**DATA PROVIDED**
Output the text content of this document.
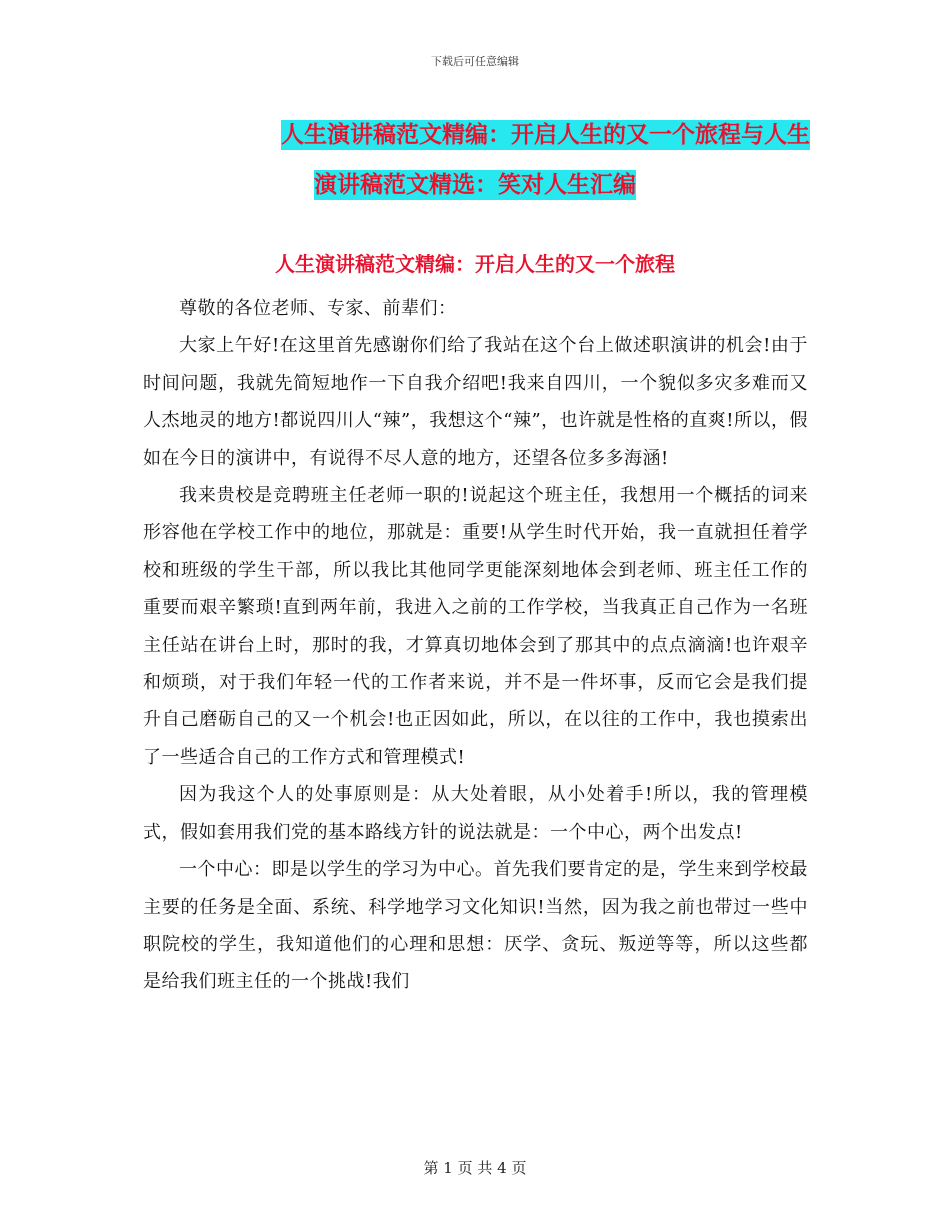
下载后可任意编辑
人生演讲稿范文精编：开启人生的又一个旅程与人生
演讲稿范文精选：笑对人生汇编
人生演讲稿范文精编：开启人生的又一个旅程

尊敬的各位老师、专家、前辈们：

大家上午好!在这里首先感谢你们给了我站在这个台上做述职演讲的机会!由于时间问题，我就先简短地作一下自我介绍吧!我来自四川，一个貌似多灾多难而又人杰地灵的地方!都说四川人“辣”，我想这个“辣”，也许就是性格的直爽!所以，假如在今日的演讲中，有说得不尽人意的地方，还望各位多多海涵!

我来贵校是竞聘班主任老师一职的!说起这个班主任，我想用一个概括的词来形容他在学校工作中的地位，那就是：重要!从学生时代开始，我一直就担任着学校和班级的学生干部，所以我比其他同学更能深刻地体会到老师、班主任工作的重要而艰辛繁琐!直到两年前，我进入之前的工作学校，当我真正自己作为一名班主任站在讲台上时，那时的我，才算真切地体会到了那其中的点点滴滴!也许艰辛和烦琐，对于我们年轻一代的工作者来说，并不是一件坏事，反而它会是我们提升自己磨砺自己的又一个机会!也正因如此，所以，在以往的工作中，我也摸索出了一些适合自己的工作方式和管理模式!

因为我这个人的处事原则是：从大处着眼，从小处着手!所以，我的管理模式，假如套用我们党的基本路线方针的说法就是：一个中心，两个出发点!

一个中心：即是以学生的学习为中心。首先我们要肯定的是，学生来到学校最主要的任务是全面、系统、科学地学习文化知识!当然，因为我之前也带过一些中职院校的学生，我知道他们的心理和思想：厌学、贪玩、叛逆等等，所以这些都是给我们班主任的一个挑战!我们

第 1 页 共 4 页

...

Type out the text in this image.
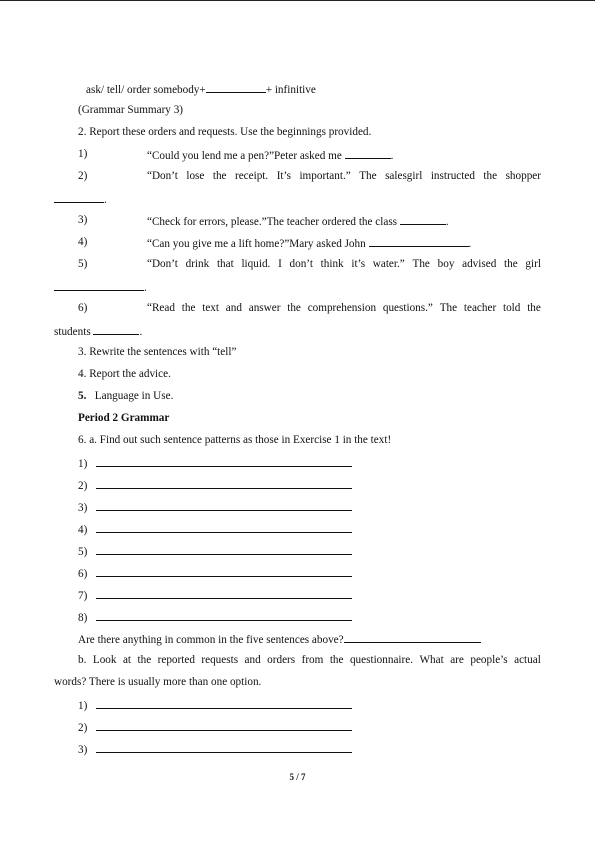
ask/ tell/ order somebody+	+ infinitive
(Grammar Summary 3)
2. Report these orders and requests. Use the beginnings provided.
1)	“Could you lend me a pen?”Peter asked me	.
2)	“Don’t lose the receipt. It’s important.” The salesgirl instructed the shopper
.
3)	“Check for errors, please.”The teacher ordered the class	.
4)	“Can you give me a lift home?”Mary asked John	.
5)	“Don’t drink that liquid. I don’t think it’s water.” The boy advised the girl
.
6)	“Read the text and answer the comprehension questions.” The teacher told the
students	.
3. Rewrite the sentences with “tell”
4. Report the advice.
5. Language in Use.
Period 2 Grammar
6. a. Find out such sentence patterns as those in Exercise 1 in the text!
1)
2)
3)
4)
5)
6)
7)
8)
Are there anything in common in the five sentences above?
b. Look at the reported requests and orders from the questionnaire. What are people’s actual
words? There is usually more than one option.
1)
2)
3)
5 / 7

**WHAT YOU HAVE TO DO**
From the data, collect all lines where the string "asked" appears.

**EXERCISE RESPONSE**
1)	“Could you lend me a pen?”Peter asked me	.
4)	“Can you give me a lift home?”Mary asked John	.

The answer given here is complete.